▶ REQUIRED TASK
All of the data must be printed exactly; please include every line.

▶ RECORDS FOR THE TASK

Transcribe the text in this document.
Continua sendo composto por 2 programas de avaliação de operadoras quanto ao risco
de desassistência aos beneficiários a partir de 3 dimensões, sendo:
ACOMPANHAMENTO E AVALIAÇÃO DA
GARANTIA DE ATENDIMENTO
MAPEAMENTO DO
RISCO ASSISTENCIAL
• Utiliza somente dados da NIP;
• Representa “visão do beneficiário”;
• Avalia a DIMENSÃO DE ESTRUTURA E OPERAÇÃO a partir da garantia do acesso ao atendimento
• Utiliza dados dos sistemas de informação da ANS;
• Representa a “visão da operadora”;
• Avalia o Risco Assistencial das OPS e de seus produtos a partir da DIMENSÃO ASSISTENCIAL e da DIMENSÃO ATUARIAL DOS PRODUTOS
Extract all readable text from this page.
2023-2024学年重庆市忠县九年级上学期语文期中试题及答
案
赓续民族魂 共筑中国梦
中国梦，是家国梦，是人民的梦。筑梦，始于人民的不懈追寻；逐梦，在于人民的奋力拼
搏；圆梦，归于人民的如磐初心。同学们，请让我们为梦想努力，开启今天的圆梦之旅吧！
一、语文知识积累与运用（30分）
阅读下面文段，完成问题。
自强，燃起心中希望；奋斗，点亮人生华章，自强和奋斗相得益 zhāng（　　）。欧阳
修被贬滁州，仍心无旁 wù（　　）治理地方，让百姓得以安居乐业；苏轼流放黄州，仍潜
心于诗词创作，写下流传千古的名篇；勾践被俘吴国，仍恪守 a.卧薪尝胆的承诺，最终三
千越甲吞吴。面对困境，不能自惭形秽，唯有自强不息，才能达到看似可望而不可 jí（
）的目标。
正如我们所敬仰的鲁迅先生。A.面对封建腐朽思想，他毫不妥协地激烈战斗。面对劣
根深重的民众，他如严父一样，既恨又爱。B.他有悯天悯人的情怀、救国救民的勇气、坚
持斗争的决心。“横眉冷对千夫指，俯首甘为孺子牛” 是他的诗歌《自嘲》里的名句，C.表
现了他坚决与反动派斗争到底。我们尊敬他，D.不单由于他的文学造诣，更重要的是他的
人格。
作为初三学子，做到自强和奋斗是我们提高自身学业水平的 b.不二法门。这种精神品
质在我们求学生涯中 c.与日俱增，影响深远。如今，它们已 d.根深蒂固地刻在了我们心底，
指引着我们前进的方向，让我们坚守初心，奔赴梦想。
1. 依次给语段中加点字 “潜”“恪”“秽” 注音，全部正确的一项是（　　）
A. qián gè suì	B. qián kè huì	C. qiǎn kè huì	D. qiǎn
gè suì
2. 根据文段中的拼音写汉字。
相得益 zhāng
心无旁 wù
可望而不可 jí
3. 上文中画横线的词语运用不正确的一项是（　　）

▶ SOLVED EXERCISE
Transcribe the text in this document.
Continua sendo composto por 2 programas de avaliação de operadoras quanto ao risco
de desassistência aos beneficiários a partir de 3 dimensões, sendo:
ACOMPANHAMENTO E AVALIAÇÃO DA
GARANTIA DE ATENDIMENTO
MAPEAMENTO DO
RISCO ASSISTENCIAL
• Utiliza somente dados da NIP;
• Representa “visão do beneficiário”;
• Avalia a DIMENSÃO DE ESTRUTURA E OPERAÇÃO a partir da garantia do acesso ao atendimento
• Utiliza dados dos sistemas de informação da ANS;
• Representa a “visão da operadora”;
• Avalia o Risco Assistencial das OPS e de seus produtos a partir da DIMENSÃO ASSISTENCIAL e da DIMENSÃO ATUARIAL DOS PRODUTOS
Extract all readable text from this page.
2023-2024学年重庆市忠县九年级上学期语文期中试题及答
案
赓续民族魂 共筑中国梦
中国梦，是家国梦，是人民的梦。筑梦，始于人民的不懈追寻；逐梦，在于人民的奋力拼
搏；圆梦，归于人民的如磐初心。同学们，请让我们为梦想努力，开启今天的圆梦之旅吧！
一、语文知识积累与运用（30分）
阅读下面文段，完成问题。
自强，燃起心中希望；奋斗，点亮人生华章，自强和奋斗相得益 zhāng（　　）。欧阳
修被贬滁州，仍心无旁 wù（　　）治理地方，让百姓得以安居乐业；苏轼流放黄州，仍潜
心于诗词创作，写下流传千古的名篇；勾践被俘吴国，仍恪守 a.卧薪尝胆的承诺，最终三
千越甲吞吴。面对困境，不能自惭形秽，唯有自强不息，才能达到看似可望而不可 jí（
）的目标。
正如我们所敬仰的鲁迅先生。A.面对封建腐朽思想，他毫不妥协地激烈战斗。面对劣
根深重的民众，他如严父一样，既恨又爱。B.他有悯天悯人的情怀、救国救民的勇气、坚
持斗争的决心。“横眉冷对千夫指，俯首甘为孺子牛” 是他的诗歌《自嘲》里的名句，C.表
现了他坚决与反动派斗争到底。我们尊敬他，D.不单由于他的文学造诣，更重要的是他的
人格。
作为初三学子，做到自强和奋斗是我们提高自身学业水平的 b.不二法门。这种精神品
质在我们求学生涯中 c.与日俱增，影响深远。如今，它们已 d.根深蒂固地刻在了我们心底，
指引着我们前进的方向，让我们坚守初心，奔赴梦想。
1. 依次给语段中加点字 “潜”“恪”“秽” 注音，全部正确的一项是（　　）
A. qián gè suì	B. qián kè huì	C. qiǎn kè huì	D. qiǎn
gè suì
2. 根据文段中的拼音写汉字。
相得益 zhāng
心无旁 wù
可望而不可 jí
3. 上文中画横线的词语运用不正确的一项是（　　）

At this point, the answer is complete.